#### [Recorded information]
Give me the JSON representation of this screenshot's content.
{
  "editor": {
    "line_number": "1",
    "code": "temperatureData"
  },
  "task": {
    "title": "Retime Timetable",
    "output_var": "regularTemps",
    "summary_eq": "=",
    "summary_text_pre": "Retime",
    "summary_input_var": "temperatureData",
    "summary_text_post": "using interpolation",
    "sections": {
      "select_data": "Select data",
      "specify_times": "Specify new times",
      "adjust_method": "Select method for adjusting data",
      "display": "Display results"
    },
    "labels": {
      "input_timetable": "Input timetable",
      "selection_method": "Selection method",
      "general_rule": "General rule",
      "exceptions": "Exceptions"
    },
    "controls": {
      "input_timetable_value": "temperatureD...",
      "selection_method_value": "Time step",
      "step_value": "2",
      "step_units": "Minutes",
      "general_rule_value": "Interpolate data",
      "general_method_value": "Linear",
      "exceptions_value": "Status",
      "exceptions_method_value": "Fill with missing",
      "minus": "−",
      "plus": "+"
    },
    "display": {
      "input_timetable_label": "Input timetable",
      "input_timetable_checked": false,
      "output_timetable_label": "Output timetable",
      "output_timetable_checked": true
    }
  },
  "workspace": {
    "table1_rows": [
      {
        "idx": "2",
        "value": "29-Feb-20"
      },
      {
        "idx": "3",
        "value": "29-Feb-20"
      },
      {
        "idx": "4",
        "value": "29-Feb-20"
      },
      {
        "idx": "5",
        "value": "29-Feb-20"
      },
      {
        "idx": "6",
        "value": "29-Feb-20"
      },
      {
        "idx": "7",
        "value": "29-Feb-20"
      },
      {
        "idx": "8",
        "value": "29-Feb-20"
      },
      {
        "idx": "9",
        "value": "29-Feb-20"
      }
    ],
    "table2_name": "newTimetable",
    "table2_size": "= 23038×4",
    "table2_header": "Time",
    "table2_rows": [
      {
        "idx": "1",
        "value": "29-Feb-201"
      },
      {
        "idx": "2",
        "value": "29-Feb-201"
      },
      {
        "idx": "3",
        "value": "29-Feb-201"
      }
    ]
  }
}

#### [What is required]
Faithfully copy every entry, leaving nothing out.

#### [Written solution]
Give me the JSON representation of this screenshot's content.
{
  "editor": {
    "line_number": "1",
    "code": "temperatureData"
  },
  "task": {
    "title": "Retime Timetable",
    "output_var": "regularTemps",
    "summary_eq": "=",
    "summary_text_pre": "Retime",
    "summary_input_var": "temperatureData",
    "summary_text_post": "using interpolation",
    "sections": {
      "select_data": "Select data",
      "specify_times": "Specify new times",
      "adjust_method": "Select method for adjusting data",
      "display": "Display results"
    },
    "labels": {
      "input_timetable": "Input timetable",
      "selection_method": "Selection method",
      "general_rule": "General rule",
      "exceptions": "Exceptions"
    },
    "controls": {
      "input_timetable_value": "temperatureD...",
      "selection_method_value": "Time step",
      "step_value": "2",
      "step_units": "Minutes",
      "general_rule_value": "Interpolate data",
      "general_method_value": "Linear",
      "exceptions_value": "Status",
      "exceptions_method_value": "Fill with missing",
      "minus": "−",
      "plus": "+"
    },
    "display": {
      "input_timetable_label": "Input timetable",
      "input_timetable_checked": false,
      "output_timetable_label": "Output timetable",
      "output_timetable_checked": true
    }
  },
  "workspace": {
    "table1_rows": [
      {
        "idx": "2",
        "value": "29-Feb-20"
      },
      {
        "idx": "3",
        "value": "29-Feb-20"
      },
      {
        "idx": "4",
        "value": "29-Feb-20"
      },
      {
        "idx": "5",
        "value": "29-Feb-20"
      },
      {
        "idx": "6",
        "value": "29-Feb-20"
      },
      {
        "idx": "7",
        "value": "29-Feb-20"
      },
      {
        "idx": "8",
        "value": "29-Feb-20"
      },
      {
        "idx": "9",
        "value": "29-Feb-20"
      }
    ],
    "table2_name": "newTimetable",
    "table2_size": "= 23038×4",
    "table2_header": "Time",
    "table2_rows": [
      {
        "idx": "1",
        "value": "29-Feb-201"
      },
      {
        "idx": "2",
        "value": "29-Feb-201"
      },
      {
        "idx": "3",
        "value": "29-Feb-201"
      }
    ]
  }
}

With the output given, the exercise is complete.